- **What you need to do**:
Collect all lines below with the string "from".

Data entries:
******
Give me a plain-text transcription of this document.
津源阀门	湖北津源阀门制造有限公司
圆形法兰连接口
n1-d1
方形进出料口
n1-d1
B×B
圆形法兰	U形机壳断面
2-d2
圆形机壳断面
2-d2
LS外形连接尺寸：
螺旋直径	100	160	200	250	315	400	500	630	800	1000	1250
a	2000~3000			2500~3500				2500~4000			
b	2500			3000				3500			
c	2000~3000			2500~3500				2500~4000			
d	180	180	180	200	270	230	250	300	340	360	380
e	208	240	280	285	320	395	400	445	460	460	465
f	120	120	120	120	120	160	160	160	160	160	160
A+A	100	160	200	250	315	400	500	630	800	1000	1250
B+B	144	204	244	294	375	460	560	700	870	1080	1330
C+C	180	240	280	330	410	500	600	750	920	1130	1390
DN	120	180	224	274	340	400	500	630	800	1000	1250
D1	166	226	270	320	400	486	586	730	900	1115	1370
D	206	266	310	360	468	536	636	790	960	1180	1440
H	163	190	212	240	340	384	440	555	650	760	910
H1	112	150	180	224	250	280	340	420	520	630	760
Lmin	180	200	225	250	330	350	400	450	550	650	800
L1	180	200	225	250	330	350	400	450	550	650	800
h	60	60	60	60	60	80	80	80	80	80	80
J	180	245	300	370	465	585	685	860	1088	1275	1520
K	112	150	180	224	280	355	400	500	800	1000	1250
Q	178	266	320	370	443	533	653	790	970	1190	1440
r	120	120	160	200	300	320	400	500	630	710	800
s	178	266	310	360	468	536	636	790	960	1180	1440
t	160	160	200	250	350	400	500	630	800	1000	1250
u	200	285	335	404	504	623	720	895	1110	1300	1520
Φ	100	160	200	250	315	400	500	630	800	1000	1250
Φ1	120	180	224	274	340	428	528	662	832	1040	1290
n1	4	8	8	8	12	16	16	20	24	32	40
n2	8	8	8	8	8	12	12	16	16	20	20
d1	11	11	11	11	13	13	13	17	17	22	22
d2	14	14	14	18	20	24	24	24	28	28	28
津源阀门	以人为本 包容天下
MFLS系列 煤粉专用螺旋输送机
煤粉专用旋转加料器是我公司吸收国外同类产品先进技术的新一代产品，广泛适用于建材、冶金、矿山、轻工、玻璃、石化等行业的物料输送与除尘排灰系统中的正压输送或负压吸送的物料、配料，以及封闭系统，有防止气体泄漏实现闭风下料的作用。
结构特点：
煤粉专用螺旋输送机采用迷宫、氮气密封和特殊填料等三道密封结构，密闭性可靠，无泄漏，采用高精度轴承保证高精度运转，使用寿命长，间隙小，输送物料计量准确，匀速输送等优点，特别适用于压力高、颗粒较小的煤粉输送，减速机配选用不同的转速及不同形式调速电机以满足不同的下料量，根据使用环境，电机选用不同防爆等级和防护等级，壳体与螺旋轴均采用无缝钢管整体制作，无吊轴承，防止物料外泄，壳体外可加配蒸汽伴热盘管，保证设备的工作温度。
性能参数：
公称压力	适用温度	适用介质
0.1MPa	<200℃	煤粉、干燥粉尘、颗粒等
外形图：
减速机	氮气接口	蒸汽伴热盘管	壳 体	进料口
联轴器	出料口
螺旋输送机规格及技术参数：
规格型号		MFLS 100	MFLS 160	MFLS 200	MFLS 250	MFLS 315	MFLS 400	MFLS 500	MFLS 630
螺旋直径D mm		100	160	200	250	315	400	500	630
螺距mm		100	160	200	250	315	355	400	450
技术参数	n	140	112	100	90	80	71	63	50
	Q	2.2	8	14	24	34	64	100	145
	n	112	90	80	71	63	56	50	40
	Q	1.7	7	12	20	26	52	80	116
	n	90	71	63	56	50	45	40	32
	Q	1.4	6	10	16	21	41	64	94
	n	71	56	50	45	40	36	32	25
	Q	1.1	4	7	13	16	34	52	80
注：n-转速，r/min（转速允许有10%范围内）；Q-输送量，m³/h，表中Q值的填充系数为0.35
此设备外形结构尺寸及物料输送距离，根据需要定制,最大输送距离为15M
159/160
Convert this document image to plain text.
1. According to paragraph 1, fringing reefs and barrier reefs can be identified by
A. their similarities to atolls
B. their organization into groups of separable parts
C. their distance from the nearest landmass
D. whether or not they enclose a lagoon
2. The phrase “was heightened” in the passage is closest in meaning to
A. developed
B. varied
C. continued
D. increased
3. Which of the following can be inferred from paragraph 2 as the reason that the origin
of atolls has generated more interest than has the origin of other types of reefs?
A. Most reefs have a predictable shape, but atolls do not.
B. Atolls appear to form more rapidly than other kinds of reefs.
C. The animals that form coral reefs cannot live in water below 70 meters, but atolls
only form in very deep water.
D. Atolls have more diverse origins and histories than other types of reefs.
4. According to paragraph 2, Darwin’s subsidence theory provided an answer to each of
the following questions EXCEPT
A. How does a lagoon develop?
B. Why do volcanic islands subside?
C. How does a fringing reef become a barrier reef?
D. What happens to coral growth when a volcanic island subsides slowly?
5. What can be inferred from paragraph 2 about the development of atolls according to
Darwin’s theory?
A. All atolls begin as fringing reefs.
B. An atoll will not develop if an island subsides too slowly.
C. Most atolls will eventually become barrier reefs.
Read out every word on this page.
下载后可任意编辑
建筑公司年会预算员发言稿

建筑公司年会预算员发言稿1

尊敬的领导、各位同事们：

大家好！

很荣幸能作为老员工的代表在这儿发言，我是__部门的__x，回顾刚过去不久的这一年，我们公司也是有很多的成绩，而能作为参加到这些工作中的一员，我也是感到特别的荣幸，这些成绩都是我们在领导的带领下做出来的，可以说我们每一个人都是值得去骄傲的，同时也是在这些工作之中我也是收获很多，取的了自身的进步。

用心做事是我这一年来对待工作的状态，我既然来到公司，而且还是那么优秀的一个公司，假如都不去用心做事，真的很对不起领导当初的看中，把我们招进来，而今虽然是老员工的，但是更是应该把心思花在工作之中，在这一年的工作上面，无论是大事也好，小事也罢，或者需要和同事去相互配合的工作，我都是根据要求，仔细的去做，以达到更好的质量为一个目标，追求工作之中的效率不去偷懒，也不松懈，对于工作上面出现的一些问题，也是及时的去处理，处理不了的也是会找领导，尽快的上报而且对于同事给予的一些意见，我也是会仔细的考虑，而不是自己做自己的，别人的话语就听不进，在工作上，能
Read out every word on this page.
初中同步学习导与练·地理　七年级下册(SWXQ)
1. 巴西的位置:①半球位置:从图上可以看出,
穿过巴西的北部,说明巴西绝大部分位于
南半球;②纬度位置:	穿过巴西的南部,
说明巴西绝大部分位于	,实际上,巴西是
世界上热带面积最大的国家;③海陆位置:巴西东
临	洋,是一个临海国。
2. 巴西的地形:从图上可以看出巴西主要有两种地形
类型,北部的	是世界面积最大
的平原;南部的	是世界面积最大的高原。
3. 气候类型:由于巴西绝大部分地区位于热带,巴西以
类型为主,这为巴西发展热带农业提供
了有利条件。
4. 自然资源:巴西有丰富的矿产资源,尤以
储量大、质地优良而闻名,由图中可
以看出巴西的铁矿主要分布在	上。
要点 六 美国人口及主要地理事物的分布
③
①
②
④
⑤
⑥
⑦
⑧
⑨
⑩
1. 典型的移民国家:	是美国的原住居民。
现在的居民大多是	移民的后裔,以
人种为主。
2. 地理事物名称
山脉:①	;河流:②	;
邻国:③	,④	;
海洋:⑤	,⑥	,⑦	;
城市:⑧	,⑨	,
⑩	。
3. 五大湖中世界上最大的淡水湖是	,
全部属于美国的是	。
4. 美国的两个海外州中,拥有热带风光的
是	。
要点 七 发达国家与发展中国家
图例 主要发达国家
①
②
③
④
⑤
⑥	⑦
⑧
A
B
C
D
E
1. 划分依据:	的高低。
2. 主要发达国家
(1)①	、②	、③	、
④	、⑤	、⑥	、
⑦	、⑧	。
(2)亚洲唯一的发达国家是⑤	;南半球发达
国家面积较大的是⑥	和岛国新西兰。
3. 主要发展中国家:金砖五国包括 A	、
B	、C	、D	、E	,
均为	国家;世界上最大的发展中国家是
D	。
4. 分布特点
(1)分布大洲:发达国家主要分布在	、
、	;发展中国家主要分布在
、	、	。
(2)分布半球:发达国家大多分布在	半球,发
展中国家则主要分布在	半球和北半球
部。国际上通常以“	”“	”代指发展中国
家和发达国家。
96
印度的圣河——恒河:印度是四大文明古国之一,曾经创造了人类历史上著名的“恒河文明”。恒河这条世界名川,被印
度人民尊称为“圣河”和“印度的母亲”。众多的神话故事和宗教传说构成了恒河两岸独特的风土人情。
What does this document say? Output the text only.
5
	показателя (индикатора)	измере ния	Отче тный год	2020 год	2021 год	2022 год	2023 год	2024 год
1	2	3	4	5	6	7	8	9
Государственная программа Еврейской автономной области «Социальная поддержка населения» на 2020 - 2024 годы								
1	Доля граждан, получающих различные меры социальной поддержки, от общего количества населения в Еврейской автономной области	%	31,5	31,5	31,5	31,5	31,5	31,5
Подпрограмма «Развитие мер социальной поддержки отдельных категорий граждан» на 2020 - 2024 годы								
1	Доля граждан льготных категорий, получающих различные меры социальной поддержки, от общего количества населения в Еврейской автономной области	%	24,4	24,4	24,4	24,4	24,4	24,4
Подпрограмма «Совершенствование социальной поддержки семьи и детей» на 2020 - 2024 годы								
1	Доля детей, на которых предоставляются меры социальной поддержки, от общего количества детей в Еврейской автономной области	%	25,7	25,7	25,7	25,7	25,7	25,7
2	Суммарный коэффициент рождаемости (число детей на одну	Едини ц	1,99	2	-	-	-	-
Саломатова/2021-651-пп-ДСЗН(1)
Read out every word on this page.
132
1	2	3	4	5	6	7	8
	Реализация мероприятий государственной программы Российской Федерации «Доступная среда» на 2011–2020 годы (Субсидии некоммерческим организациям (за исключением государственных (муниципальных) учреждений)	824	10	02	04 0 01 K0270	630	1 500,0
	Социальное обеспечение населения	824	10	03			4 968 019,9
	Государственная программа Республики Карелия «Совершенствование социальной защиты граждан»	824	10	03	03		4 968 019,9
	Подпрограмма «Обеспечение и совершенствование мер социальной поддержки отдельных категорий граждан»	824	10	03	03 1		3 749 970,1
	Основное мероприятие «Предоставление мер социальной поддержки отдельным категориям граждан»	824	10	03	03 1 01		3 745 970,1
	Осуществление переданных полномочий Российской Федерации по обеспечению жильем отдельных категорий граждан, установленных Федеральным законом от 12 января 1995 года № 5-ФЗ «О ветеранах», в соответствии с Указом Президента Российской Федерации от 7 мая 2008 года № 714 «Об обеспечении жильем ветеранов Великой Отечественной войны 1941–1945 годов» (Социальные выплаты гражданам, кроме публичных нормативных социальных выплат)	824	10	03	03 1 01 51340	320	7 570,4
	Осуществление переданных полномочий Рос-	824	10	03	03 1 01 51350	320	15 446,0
******
- **Complete answer**:
C. their distance from the nearest landmass
3. Which of the following can be inferred from paragraph 2 as the reason that the origin
5. What can be inferred from paragraph 2 about the development of atolls according to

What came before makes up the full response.